**WHAT IS EXPECTED:**
What lines of the data hold the string "представляющих"? Pull each one out.

--- Begin DATA FOR PROCESSING ---

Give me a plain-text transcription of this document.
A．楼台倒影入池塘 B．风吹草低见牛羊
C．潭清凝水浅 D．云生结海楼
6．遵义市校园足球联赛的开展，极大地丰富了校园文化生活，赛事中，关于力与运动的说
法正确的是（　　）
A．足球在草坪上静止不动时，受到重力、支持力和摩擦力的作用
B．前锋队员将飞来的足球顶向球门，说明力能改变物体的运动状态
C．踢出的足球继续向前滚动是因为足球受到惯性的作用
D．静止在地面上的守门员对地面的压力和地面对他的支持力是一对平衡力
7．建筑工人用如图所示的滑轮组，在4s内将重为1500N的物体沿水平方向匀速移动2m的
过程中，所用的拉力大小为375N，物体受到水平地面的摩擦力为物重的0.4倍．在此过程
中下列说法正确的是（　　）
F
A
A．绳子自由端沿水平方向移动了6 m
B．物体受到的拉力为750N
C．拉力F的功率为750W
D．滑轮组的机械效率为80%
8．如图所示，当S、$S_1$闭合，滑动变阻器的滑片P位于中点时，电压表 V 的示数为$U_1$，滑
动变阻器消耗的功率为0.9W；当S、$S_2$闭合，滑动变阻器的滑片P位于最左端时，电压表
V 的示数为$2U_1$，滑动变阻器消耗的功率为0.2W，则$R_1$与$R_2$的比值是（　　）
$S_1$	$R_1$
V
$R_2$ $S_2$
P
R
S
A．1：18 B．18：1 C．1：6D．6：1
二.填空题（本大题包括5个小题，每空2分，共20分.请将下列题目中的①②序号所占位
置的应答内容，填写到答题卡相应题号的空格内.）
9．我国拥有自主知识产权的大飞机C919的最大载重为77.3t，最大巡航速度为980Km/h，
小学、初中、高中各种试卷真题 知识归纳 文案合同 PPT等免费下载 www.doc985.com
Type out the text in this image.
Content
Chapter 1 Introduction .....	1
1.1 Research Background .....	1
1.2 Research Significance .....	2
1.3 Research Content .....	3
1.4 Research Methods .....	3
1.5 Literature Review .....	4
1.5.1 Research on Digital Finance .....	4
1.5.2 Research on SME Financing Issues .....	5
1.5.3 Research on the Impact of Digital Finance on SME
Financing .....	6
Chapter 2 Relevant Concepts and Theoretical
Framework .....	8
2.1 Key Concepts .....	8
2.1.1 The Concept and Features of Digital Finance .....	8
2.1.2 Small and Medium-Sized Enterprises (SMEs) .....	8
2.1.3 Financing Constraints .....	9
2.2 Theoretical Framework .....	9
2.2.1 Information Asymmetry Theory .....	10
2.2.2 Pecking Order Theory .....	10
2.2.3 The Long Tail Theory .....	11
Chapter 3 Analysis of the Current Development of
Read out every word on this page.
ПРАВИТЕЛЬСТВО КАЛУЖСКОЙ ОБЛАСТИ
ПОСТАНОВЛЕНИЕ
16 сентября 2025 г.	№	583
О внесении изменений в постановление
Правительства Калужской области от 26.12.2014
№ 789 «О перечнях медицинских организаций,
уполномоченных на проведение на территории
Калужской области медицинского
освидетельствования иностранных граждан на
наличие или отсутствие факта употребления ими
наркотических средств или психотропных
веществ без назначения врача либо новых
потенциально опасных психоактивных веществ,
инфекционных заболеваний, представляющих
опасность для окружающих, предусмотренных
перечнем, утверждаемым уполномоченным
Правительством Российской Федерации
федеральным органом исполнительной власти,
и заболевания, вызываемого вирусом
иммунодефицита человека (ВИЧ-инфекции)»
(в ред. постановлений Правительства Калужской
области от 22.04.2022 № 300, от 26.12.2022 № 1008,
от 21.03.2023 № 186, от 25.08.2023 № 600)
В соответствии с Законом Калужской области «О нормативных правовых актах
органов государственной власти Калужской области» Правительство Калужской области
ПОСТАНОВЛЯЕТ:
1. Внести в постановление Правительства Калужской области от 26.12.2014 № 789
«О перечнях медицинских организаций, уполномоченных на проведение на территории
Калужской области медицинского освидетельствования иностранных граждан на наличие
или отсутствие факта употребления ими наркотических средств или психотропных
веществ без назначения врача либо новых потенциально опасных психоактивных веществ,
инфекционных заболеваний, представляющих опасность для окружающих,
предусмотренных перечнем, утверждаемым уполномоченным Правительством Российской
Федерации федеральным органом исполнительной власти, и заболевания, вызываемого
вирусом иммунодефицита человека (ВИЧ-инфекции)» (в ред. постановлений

--- End DATA FOR PROCESSING ---

**RESULT OF THIS TASK:**
инфекционных заболеваний, представляющих
инфекционных заболеваний, представляющих опасность для окружающих,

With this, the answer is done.